■ DATASET RECORDS ■
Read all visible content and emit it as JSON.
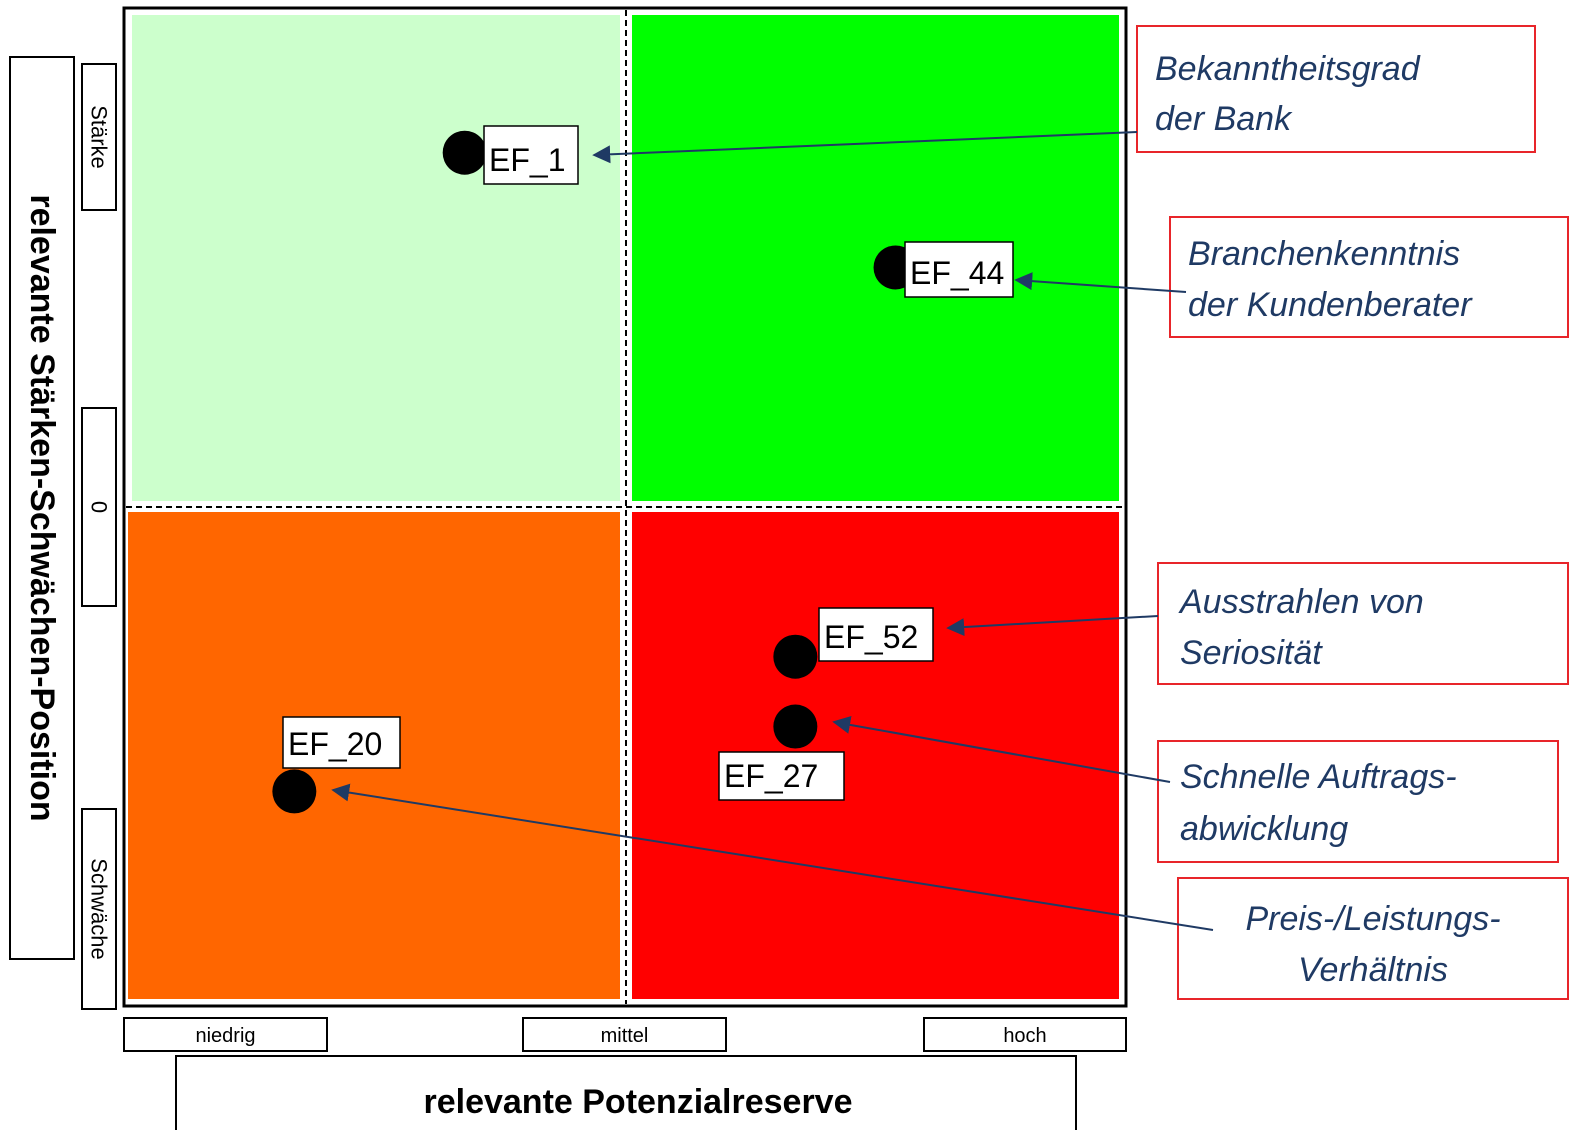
{
  "chart_data": {
    "type": "scatter",
    "title": "",
    "xlabel": "relevante Potenzialreserve",
    "ylabel": "relevante Stärken-Schwächen-Position",
    "x_ticks": [
      "niedrig",
      "mittel",
      "hoch"
    ],
    "y_ticks": {
      "top": "Stärke",
      "middle": "0",
      "bottom": "Schwäche"
    },
    "xlim": [
      0,
      1
    ],
    "ylim": [
      -1,
      1
    ],
    "grid": false,
    "quadrant_colors": {
      "top_left": "#ccffcc",
      "top_right": "#00ff00",
      "bottom_left": "#ff6600",
      "bottom_right": "#ff0000"
    },
    "points": [
      {
        "id": "EF_1",
        "x": 0.34,
        "y": 0.71,
        "label_pos": "right",
        "annotation": [
          "Bekanntheitsgrad",
          "der Bank"
        ],
        "annotation_align": "left"
      },
      {
        "id": "EF_44",
        "x": 0.77,
        "y": 0.48,
        "label_pos": "right",
        "annotation": [
          "Branchenkenntnis",
          "der Kundenberater"
        ],
        "annotation_align": "left"
      },
      {
        "id": "EF_52",
        "x": 0.67,
        "y": -0.3,
        "label_pos": "above-right",
        "annotation": [
          "Ausstrahlen von",
          "Seriosität"
        ],
        "annotation_align": "left"
      },
      {
        "id": "EF_27",
        "x": 0.67,
        "y": -0.44,
        "label_pos": "below",
        "annotation": [
          "Schnelle Auftrags-",
          "abwicklung"
        ],
        "annotation_align": "left"
      },
      {
        "id": "EF_20",
        "x": 0.17,
        "y": -0.57,
        "label_pos": "above",
        "annotation": [
          "Preis-/Leistungs-",
          "Verhältnis"
        ],
        "annotation_align": "center"
      }
    ]
  },
  "colors": {
    "point": "#000000",
    "arrow": "#1f3a64",
    "annotation_border": "#e8252a",
    "plot_border": "#000000"
  }
}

■ AIM ■
Report how many lines in the listing above include the word "relevante". Give nothing but the number.

■ SOLUTION FOR THIS TASK ■
2